(Rows from a dataset)
◆ ◆ ◆ ◆

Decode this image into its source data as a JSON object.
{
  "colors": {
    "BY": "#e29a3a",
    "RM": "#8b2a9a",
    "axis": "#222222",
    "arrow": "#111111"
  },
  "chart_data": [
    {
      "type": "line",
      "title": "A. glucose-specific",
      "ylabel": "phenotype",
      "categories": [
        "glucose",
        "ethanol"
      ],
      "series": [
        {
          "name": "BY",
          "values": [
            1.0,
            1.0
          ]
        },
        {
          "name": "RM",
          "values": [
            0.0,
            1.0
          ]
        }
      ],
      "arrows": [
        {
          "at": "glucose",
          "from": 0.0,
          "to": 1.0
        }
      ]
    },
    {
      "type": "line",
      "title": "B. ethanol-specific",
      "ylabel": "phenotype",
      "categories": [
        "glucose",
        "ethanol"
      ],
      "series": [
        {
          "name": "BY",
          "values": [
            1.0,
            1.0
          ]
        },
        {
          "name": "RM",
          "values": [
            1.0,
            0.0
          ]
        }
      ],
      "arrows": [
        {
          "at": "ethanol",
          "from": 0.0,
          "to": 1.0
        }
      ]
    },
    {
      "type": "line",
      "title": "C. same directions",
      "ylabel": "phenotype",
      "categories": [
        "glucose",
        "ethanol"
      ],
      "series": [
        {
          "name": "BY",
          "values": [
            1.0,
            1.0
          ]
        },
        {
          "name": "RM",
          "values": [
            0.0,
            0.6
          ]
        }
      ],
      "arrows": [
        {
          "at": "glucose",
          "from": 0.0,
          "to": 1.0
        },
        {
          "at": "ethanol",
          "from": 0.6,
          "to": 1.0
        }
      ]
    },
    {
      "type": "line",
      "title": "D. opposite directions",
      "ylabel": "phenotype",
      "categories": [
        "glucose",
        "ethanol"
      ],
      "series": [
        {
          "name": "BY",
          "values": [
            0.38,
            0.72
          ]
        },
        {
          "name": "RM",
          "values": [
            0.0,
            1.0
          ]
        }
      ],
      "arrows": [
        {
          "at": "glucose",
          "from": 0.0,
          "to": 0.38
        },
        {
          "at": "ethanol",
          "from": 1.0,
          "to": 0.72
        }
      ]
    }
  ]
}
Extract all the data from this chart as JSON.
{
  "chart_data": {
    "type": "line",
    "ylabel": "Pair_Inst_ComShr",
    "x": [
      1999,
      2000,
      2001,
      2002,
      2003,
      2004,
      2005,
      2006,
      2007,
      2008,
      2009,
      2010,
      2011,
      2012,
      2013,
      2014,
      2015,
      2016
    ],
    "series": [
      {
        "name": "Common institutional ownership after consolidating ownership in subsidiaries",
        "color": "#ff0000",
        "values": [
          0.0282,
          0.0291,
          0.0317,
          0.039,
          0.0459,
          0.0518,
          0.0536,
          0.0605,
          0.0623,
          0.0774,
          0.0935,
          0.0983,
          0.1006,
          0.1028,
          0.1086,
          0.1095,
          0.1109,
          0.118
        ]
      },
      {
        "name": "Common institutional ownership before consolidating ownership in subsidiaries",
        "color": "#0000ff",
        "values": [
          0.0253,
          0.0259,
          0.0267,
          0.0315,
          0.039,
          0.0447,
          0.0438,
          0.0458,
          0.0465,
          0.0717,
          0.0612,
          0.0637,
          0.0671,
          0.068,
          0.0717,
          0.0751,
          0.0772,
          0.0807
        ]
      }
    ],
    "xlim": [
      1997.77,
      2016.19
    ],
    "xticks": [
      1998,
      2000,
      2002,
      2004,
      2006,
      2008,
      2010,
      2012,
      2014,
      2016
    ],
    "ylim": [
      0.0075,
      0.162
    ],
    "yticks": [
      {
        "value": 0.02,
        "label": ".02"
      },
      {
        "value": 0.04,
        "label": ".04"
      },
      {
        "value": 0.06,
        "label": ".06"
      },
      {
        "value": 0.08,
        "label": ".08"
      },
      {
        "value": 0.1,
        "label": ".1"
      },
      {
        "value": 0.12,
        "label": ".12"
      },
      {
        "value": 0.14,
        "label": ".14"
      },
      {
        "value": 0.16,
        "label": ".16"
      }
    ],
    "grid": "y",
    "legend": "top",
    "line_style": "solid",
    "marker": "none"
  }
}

◆ ◆ ◆ ◆

**Prompt**
Report how many lines of the records above contain the word "consolidating", and give only that number.

**Result**
2